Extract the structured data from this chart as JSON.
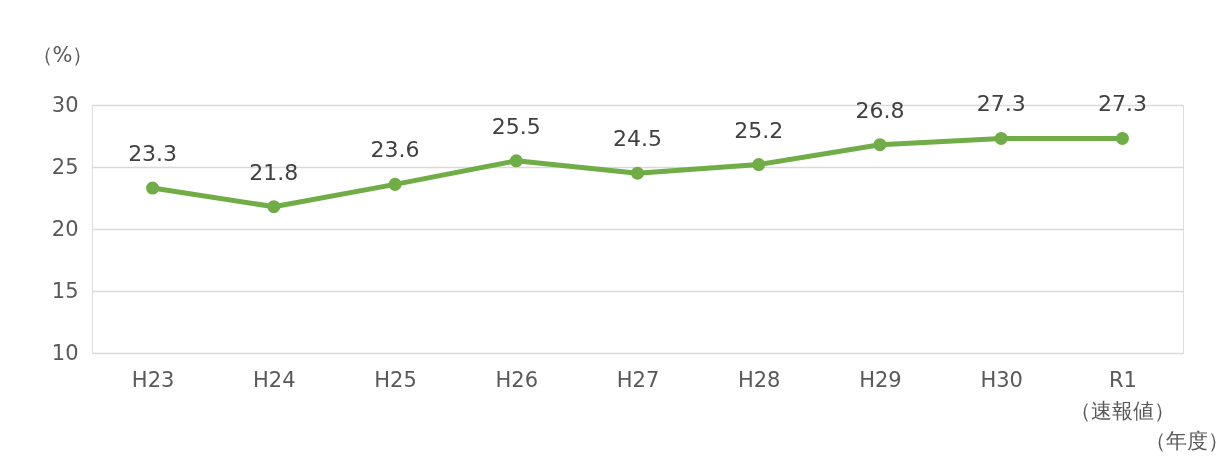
{
  "chart_data": {
    "type": "line",
    "ylabel": "（%）",
    "xlabel": "（年度）",
    "categories": [
      "H23",
      "H24",
      "H25",
      "H26",
      "H27",
      "H28",
      "H29",
      "H30",
      "R1\n（速報値）"
    ],
    "series": [
      {
        "color": "#70ad47",
        "values": [
          23.3,
          21.8,
          23.6,
          25.5,
          24.5,
          25.2,
          26.8,
          27.3,
          27.3
        ]
      }
    ],
    "ylim": [
      10,
      30
    ],
    "yticks": [
      10,
      15,
      20,
      25,
      30
    ],
    "grid": "y",
    "marker": "circle",
    "line_style": "solid",
    "data_labels": true
  }
}
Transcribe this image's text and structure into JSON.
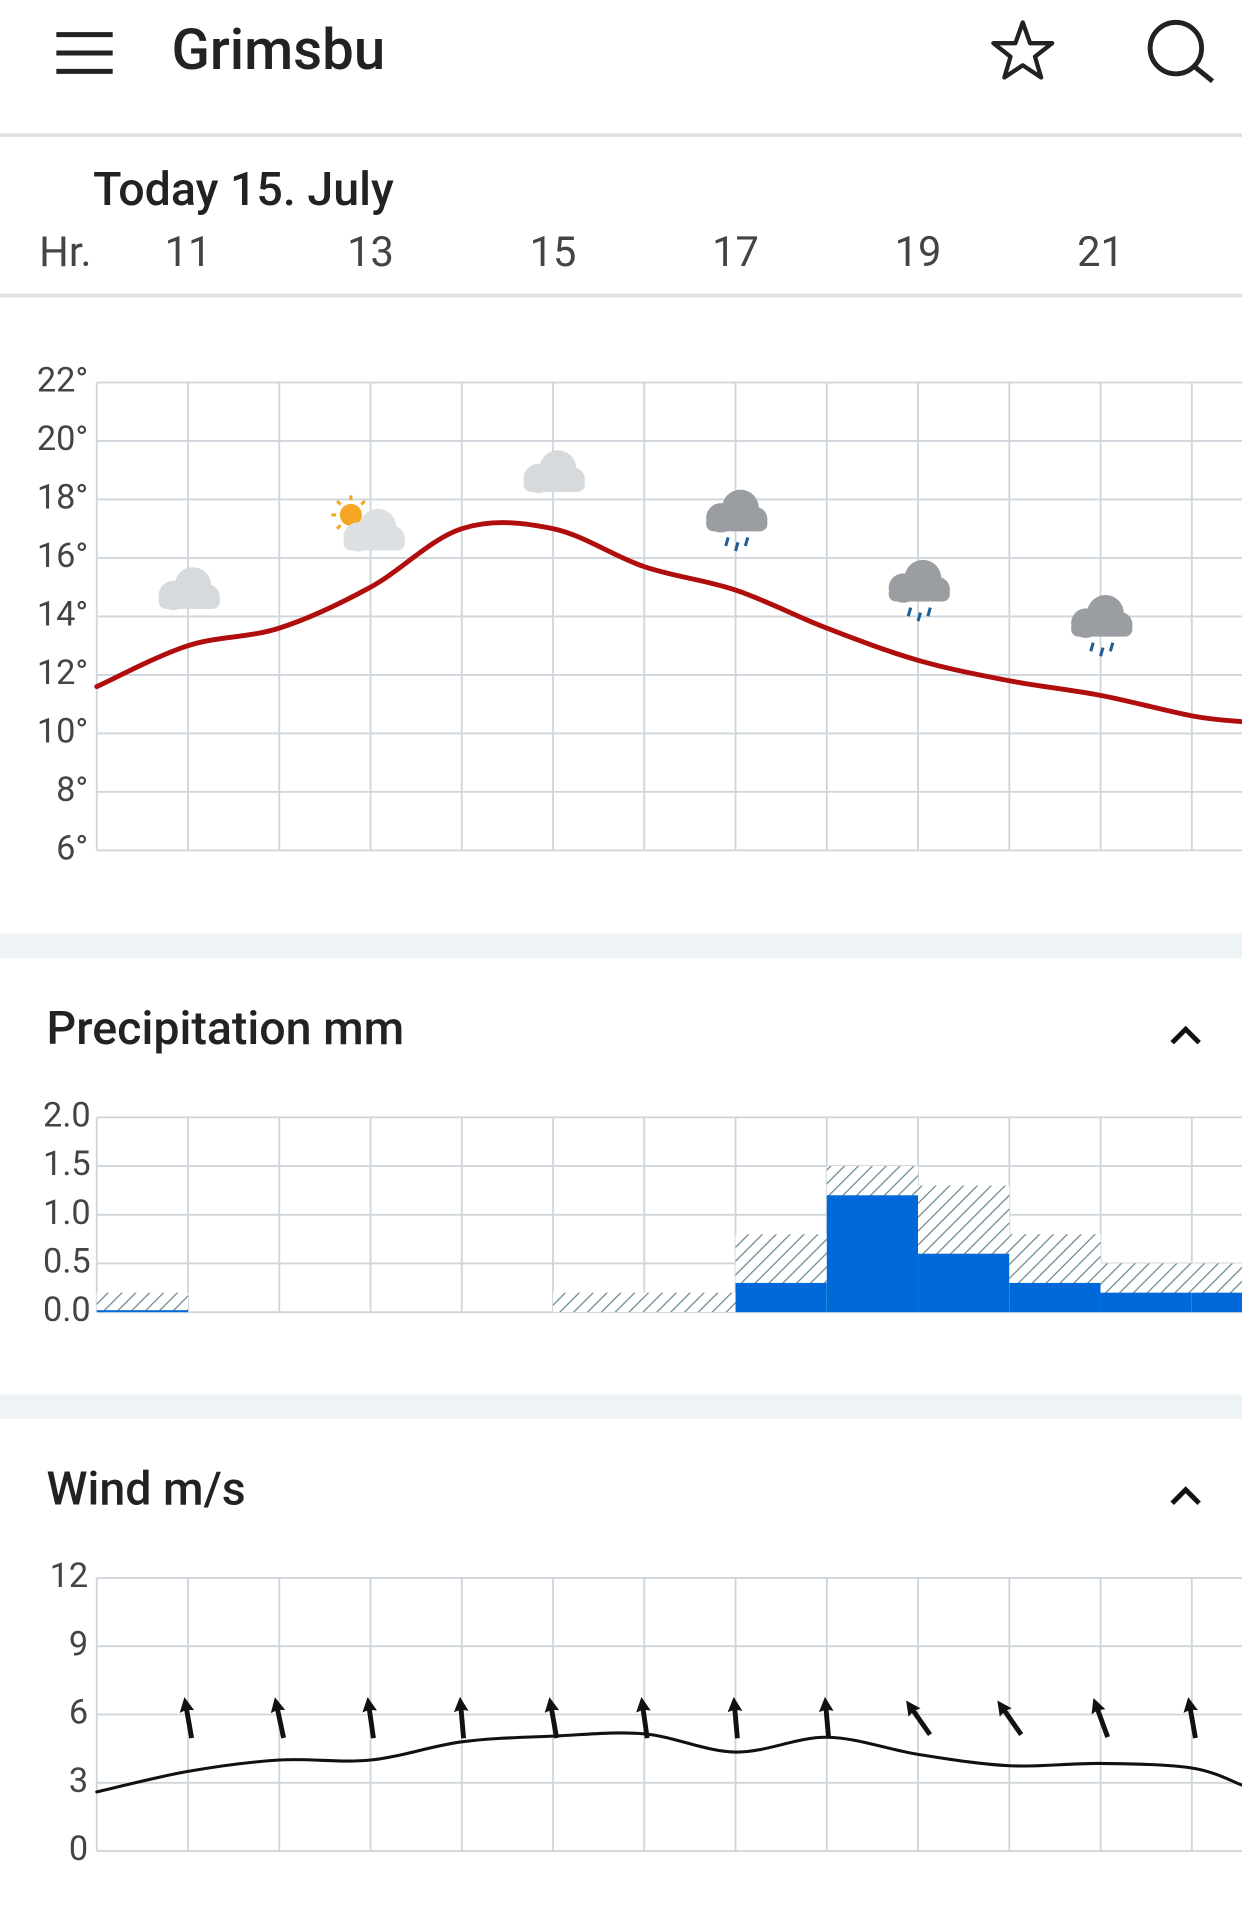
{
  "header": {
    "title": "Grimsbu"
  },
  "date": "Today 15. July",
  "hours": {
    "label": "Hr.",
    "ticks": [
      11,
      13,
      15,
      17,
      19,
      21
    ]
  },
  "sections": {
    "precipitation": "Precipitation mm",
    "wind": "Wind m/s"
  },
  "chart_data": [
    {
      "type": "line",
      "color": "#b00d0d",
      "xlim": [
        10,
        22.55
      ],
      "xgrid": [
        10,
        11,
        12,
        13,
        14,
        15,
        16,
        17,
        18,
        19,
        20,
        21,
        22
      ],
      "x": [
        10,
        11,
        12,
        13,
        14,
        15,
        16,
        17,
        18,
        19,
        20,
        21,
        22,
        22.55
      ],
      "values": [
        11.6,
        13.0,
        13.6,
        15.0,
        17.0,
        17.0,
        15.7,
        14.9,
        13.6,
        12.5,
        11.8,
        11.3,
        10.6,
        10.4
      ],
      "ylim": [
        6,
        22
      ],
      "yticks": [
        {
          "value": 6,
          "label": "6°"
        },
        {
          "value": 8,
          "label": "8°"
        },
        {
          "value": 10,
          "label": "10°"
        },
        {
          "value": 12,
          "label": "12°"
        },
        {
          "value": 14,
          "label": "14°"
        },
        {
          "value": 16,
          "label": "16°"
        },
        {
          "value": 18,
          "label": "18°"
        },
        {
          "value": 20,
          "label": "20°"
        },
        {
          "value": 22,
          "label": "22°"
        }
      ]
    },
    {
      "type": "histogram",
      "color": "#0069d9",
      "xlim": [
        10,
        22.55
      ],
      "xgrid": [
        10,
        11,
        12,
        13,
        14,
        15,
        16,
        17,
        18,
        19,
        20,
        21,
        22
      ],
      "bins": [
        10,
        11,
        12,
        13,
        14,
        15,
        16,
        17,
        18,
        19,
        20,
        21,
        22,
        22.55
      ],
      "values": [
        0.02,
        0,
        0,
        0,
        0,
        0,
        0,
        0.3,
        1.2,
        0.6,
        0.3,
        0.2,
        0.2
      ],
      "max_values": [
        0.2,
        0,
        0,
        0,
        0,
        0.2,
        0.2,
        0.8,
        1.5,
        1.3,
        0.8,
        0.5,
        0.5
      ],
      "ylim": [
        0,
        2
      ],
      "yticks": [
        {
          "value": 0,
          "label": "0.0"
        },
        0.5,
        {
          "value": 1,
          "label": "1.0"
        },
        1.5,
        {
          "value": 2,
          "label": "2.0"
        }
      ]
    },
    {
      "type": "wind",
      "color": "#111111",
      "xlim": [
        10,
        22.55
      ],
      "xgrid": [
        10,
        11,
        12,
        13,
        14,
        15,
        16,
        17,
        18,
        19,
        20,
        21,
        22
      ],
      "x": [
        10,
        11,
        12,
        13,
        14,
        15,
        16,
        17,
        18,
        19,
        20,
        21,
        22,
        22.55
      ],
      "values": [
        2.6,
        3.5,
        4.0,
        4.0,
        4.8,
        5.05,
        5.15,
        4.35,
        5.0,
        4.25,
        3.75,
        3.85,
        3.65,
        2.9
      ],
      "arrow_x": [
        11,
        12,
        13,
        14,
        15,
        16,
        17,
        18,
        19,
        20,
        21,
        22
      ],
      "directions": [
        -10,
        -12,
        -8,
        -5,
        -10,
        -8,
        -5,
        -5,
        -35,
        -35,
        -20,
        -10
      ],
      "ylim": [
        0,
        12
      ],
      "yticks": [
        0,
        3,
        6,
        9,
        12
      ]
    }
  ]
}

**WORK REQUIRED**:
Copy out every line in the entries above that holds "JSON".

**COMPLETE ANSWER**:
Extract the structured data from this chart as JSON.
Transcribe this image's text and structure into JSON.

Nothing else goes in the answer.